(Data excerpts)
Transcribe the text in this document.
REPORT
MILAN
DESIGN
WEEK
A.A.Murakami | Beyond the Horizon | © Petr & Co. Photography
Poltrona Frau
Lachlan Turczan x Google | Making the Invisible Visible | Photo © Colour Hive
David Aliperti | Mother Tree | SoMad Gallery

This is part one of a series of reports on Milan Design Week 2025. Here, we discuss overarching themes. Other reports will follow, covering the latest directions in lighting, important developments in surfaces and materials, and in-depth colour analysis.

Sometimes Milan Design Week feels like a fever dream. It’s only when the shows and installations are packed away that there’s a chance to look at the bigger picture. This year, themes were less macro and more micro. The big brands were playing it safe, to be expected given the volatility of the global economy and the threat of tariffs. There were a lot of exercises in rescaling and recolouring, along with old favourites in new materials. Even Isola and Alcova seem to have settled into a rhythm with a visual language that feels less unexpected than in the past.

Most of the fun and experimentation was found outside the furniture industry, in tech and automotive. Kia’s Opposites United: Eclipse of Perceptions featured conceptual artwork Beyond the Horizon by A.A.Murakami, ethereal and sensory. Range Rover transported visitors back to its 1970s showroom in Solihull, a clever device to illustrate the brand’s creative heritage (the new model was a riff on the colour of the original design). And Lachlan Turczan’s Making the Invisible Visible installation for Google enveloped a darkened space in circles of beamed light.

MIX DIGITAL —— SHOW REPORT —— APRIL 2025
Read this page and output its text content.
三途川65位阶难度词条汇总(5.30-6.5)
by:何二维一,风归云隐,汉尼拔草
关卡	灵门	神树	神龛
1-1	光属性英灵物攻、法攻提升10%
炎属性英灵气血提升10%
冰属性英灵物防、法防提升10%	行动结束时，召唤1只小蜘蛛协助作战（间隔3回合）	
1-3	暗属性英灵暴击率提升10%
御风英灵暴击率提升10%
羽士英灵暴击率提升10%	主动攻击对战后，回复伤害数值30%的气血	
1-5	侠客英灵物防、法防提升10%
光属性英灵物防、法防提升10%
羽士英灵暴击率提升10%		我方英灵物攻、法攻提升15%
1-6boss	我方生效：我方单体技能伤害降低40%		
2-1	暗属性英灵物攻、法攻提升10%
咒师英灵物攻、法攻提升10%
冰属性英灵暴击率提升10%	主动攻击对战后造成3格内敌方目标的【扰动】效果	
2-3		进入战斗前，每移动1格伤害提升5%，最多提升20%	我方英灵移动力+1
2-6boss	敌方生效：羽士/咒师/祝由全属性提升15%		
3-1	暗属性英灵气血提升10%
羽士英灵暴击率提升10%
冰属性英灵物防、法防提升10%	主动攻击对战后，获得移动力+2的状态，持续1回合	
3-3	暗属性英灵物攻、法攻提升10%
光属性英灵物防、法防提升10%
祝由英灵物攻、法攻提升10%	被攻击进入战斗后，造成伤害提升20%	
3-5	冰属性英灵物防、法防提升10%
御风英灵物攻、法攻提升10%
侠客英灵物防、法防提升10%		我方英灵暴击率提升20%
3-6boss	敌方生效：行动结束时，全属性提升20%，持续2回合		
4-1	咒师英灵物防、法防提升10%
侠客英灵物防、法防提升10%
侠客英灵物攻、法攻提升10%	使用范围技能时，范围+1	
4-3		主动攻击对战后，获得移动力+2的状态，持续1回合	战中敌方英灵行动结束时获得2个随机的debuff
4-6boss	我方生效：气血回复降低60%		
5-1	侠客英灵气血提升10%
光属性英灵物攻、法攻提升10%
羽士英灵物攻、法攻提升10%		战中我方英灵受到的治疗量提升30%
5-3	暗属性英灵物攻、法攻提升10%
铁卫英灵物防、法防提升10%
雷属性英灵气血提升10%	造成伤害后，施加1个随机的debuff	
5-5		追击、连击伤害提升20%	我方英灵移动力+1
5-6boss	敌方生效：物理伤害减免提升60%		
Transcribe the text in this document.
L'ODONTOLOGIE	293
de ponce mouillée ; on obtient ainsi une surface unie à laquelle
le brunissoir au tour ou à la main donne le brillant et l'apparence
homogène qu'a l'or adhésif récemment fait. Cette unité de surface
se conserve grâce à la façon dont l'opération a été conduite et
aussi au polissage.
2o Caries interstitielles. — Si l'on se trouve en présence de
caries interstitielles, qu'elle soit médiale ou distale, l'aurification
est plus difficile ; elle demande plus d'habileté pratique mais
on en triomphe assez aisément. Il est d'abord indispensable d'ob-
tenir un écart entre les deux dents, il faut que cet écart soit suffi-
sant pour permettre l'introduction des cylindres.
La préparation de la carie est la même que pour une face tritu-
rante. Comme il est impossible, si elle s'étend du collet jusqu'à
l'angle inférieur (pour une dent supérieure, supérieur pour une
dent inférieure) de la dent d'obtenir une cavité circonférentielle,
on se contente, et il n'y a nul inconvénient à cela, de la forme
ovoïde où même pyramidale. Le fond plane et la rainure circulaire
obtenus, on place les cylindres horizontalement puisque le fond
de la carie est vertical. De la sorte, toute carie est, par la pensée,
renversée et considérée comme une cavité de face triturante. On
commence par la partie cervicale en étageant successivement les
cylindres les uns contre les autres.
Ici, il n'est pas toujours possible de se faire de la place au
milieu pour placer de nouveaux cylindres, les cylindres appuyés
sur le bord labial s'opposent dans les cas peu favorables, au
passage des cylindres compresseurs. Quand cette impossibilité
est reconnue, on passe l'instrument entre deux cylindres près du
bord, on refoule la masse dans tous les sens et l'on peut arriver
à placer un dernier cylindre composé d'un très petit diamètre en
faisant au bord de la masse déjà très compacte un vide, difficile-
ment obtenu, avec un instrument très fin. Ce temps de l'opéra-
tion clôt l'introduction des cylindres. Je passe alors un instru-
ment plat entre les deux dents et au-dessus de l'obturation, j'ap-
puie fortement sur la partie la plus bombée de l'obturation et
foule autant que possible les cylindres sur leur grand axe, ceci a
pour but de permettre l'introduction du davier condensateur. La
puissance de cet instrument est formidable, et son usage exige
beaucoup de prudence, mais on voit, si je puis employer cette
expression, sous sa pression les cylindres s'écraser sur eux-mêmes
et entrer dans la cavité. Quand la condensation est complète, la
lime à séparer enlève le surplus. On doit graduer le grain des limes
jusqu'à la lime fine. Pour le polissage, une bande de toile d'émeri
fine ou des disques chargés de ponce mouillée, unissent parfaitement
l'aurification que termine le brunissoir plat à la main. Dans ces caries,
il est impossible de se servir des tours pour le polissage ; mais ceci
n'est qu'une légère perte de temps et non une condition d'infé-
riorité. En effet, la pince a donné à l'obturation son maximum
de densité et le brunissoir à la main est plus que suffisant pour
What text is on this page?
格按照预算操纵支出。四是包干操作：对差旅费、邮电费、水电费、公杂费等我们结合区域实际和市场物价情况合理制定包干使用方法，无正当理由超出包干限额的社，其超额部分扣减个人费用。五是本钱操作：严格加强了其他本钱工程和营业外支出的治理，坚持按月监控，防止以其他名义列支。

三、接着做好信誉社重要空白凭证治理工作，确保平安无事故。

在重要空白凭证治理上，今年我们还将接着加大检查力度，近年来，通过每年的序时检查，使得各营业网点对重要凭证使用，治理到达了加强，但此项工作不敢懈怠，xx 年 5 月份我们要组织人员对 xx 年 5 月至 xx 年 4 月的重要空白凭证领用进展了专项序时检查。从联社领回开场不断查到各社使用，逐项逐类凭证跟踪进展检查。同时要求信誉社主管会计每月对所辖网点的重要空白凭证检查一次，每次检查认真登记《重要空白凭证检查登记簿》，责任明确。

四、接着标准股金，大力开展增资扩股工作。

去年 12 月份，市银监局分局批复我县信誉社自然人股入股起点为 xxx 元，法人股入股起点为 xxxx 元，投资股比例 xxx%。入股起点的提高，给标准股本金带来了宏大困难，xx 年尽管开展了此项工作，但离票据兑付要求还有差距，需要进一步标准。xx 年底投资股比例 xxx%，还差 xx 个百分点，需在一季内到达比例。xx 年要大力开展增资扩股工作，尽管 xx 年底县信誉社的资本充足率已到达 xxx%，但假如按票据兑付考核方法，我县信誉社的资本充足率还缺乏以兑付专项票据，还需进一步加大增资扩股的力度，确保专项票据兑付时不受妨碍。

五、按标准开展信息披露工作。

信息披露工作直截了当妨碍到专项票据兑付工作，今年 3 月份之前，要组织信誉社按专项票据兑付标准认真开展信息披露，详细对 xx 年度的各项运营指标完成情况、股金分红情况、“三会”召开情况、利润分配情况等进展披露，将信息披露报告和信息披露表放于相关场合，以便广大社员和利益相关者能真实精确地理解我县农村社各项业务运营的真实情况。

• _DESCRIPTION OF THE TASK_
Read the entries and show each line that mentions "jusqu".

• _WRITTEN REPLY_
rante. Comme il est impossible, si elle s'étend du collet jusqu'à
jusqu'à la lime fine. Pour le polissage, une bande de toile d'émeri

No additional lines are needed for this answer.